#### [Task brief]
Please give the listing again, word for word, with nothing left out.

#### [Supplied data]
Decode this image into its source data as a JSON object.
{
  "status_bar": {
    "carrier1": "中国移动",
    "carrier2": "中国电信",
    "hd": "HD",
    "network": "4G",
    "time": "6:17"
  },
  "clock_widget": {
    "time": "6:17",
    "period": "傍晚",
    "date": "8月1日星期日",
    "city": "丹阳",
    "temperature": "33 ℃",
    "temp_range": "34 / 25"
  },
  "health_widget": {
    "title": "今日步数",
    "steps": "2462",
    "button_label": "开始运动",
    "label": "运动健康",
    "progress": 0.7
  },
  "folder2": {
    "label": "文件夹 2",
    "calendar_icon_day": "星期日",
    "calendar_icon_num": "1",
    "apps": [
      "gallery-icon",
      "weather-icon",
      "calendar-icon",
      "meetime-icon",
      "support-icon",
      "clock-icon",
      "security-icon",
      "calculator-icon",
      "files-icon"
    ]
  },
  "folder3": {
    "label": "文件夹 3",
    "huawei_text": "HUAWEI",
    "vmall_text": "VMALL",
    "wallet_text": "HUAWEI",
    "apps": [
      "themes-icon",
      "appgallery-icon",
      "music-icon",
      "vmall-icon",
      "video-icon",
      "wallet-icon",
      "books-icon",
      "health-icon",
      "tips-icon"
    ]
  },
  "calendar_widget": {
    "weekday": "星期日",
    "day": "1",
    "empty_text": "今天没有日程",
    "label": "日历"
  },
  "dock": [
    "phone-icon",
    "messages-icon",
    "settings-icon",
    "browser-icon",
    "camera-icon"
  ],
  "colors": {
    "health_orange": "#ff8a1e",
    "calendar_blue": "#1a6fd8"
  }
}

#### [Correct result]
Decode this image into its source data as a JSON object.
{
  "status_bar": {
    "carrier1": "中国移动",
    "carrier2": "中国电信",
    "hd": "HD",
    "network": "4G",
    "time": "6:17"
  },
  "clock_widget": {
    "time": "6:17",
    "period": "傍晚",
    "date": "8月1日星期日",
    "city": "丹阳",
    "temperature": "33 ℃",
    "temp_range": "34 / 25"
  },
  "health_widget": {
    "title": "今日步数",
    "steps": "2462",
    "button_label": "开始运动",
    "label": "运动健康",
    "progress": 0.7
  },
  "folder2": {
    "label": "文件夹 2",
    "calendar_icon_day": "星期日",
    "calendar_icon_num": "1",
    "apps": [
      "gallery-icon",
      "weather-icon",
      "calendar-icon",
      "meetime-icon",
      "support-icon",
      "clock-icon",
      "security-icon",
      "calculator-icon",
      "files-icon"
    ]
  },
  "folder3": {
    "label": "文件夹 3",
    "huawei_text": "HUAWEI",
    "vmall_text": "VMALL",
    "wallet_text": "HUAWEI",
    "apps": [
      "themes-icon",
      "appgallery-icon",
      "music-icon",
      "vmall-icon",
      "video-icon",
      "wallet-icon",
      "books-icon",
      "health-icon",
      "tips-icon"
    ]
  },
  "calendar_widget": {
    "weekday": "星期日",
    "day": "1",
    "empty_text": "今天没有日程",
    "label": "日历"
  },
  "dock": [
    "phone-icon",
    "messages-icon",
    "settings-icon",
    "browser-icon",
    "camera-icon"
  ],
  "colors": {
    "health_orange": "#ff8a1e",
    "calendar_blue": "#1a6fd8"
  }
}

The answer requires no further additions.